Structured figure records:
☆ ☆ ☆

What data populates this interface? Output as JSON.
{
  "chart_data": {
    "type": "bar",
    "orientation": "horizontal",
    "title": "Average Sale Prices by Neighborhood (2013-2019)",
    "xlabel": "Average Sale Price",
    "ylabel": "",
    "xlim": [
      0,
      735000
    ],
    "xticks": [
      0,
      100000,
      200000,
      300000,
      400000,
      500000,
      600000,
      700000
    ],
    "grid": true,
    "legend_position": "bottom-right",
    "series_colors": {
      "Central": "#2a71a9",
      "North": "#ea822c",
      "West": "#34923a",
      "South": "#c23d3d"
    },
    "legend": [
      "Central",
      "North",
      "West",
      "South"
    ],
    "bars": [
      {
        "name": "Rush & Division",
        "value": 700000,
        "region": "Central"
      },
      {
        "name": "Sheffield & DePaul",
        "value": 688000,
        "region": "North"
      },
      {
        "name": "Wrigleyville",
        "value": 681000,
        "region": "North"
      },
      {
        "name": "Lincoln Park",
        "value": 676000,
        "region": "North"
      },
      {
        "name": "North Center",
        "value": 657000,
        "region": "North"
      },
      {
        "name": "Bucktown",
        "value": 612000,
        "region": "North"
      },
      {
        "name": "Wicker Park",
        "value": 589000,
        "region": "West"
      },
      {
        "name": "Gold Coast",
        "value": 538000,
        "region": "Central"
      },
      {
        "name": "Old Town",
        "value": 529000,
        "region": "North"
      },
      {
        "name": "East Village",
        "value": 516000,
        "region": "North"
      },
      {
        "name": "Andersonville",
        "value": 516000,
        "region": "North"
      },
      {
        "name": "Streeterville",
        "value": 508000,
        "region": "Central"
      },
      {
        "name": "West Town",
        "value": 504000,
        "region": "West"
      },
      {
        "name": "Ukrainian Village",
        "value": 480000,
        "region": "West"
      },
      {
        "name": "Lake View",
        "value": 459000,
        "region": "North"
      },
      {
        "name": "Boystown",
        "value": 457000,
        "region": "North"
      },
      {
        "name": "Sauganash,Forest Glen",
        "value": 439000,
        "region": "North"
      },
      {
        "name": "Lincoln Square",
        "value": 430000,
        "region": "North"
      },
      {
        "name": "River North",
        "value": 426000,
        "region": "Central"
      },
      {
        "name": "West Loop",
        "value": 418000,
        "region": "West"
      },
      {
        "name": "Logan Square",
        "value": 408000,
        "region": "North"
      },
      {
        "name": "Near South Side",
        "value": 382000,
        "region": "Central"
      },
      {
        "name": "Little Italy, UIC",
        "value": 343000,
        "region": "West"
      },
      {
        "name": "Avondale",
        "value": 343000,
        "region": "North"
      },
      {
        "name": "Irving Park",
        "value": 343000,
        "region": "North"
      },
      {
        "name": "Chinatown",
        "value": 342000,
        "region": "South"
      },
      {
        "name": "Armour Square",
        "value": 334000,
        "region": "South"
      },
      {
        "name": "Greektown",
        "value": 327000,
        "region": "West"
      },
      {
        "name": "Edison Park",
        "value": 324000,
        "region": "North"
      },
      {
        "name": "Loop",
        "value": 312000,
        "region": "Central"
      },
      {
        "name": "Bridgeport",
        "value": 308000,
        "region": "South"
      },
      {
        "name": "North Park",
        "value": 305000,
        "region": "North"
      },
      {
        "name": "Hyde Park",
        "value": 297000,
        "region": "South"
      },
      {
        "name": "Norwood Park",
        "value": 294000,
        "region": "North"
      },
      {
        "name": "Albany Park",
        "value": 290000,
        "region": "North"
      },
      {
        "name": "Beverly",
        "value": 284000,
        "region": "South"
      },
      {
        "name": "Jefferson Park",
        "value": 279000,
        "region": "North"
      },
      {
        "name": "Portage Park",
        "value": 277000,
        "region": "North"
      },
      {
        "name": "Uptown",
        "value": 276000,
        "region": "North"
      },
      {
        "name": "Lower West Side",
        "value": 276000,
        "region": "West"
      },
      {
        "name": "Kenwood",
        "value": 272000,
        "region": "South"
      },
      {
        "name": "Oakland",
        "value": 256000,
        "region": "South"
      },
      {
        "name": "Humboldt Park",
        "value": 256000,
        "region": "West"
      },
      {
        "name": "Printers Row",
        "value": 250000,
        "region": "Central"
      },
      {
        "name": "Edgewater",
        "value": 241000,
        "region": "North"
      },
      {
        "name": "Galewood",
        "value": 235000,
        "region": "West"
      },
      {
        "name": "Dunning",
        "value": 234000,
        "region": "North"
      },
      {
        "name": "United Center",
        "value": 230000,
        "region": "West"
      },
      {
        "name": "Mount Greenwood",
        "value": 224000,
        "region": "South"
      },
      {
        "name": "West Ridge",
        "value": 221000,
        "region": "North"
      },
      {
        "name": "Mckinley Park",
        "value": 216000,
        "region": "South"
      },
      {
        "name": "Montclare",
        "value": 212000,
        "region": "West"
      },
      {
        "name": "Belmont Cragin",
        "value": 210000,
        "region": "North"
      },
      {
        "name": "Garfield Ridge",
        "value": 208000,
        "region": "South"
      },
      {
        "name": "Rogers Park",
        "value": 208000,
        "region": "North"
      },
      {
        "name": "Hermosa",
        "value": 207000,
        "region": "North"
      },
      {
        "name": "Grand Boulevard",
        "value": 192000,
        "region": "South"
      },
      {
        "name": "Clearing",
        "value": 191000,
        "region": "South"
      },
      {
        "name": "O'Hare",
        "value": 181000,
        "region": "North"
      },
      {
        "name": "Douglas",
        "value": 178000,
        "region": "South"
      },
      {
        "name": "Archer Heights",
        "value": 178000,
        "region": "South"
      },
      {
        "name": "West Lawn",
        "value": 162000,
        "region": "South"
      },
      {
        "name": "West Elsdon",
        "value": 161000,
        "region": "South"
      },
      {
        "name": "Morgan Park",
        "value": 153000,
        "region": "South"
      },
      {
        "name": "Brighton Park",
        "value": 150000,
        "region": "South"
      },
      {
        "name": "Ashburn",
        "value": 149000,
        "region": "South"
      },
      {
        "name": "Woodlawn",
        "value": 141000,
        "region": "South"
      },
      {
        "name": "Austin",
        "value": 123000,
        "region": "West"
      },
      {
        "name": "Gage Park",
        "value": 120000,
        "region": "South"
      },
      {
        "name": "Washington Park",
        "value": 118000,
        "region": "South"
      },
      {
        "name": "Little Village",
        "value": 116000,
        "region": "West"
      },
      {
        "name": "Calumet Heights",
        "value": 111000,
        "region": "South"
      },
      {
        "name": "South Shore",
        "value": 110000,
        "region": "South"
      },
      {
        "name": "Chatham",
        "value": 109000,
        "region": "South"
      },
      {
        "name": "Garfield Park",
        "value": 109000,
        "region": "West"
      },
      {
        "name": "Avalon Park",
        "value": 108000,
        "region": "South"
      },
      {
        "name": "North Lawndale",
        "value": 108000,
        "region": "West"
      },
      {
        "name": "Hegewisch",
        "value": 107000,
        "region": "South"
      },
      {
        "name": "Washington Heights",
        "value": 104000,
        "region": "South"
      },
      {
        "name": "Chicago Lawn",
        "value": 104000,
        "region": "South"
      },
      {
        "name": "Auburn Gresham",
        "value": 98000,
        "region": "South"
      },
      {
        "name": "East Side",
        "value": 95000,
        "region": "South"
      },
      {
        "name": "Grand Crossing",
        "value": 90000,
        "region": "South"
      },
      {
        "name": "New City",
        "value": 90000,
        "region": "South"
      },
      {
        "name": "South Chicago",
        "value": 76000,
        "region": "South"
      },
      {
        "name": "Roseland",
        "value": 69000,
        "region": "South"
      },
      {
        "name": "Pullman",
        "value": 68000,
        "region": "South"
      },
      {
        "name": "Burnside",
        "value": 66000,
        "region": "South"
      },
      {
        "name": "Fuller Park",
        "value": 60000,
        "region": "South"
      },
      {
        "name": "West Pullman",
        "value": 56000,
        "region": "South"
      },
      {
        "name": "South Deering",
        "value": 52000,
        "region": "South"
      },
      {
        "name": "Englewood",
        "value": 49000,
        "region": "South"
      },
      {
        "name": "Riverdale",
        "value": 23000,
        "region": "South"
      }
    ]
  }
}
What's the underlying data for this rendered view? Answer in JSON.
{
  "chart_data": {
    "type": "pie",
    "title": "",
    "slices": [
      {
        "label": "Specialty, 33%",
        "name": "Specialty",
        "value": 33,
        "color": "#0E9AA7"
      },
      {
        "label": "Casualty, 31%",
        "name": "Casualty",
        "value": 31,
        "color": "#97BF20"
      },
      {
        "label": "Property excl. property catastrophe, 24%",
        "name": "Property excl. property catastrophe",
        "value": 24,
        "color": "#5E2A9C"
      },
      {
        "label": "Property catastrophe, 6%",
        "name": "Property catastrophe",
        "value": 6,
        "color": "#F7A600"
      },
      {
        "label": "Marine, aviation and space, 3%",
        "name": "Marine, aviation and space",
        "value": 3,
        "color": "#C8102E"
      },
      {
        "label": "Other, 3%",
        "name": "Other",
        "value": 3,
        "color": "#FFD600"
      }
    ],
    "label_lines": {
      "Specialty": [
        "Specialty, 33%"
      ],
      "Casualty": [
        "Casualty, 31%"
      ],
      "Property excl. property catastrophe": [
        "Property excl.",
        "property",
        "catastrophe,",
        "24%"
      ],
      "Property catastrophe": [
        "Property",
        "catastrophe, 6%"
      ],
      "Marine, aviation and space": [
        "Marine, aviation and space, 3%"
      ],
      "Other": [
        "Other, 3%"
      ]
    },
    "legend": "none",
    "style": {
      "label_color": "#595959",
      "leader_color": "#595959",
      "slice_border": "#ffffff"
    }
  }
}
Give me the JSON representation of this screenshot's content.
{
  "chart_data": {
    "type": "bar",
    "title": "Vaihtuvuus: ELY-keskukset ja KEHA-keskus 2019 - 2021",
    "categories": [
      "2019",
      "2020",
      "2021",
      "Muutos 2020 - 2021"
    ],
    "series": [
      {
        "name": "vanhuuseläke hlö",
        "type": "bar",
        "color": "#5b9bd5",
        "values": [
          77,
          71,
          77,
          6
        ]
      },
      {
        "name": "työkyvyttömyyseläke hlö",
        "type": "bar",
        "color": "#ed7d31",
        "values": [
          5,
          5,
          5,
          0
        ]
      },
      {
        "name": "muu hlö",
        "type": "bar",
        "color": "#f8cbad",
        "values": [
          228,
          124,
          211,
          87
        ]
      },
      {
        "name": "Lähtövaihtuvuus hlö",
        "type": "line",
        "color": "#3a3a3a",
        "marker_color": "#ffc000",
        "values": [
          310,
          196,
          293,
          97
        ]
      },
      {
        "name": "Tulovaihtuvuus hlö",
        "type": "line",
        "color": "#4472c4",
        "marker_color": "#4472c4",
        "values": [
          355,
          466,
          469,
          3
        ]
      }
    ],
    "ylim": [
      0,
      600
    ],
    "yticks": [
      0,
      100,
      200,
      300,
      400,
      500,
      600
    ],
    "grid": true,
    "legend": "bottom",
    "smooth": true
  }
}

☆ ☆ ☆

_TASK_
Count every line in the listing above that holds "excl", then report only the count.

_OUTPUT BELOW_
4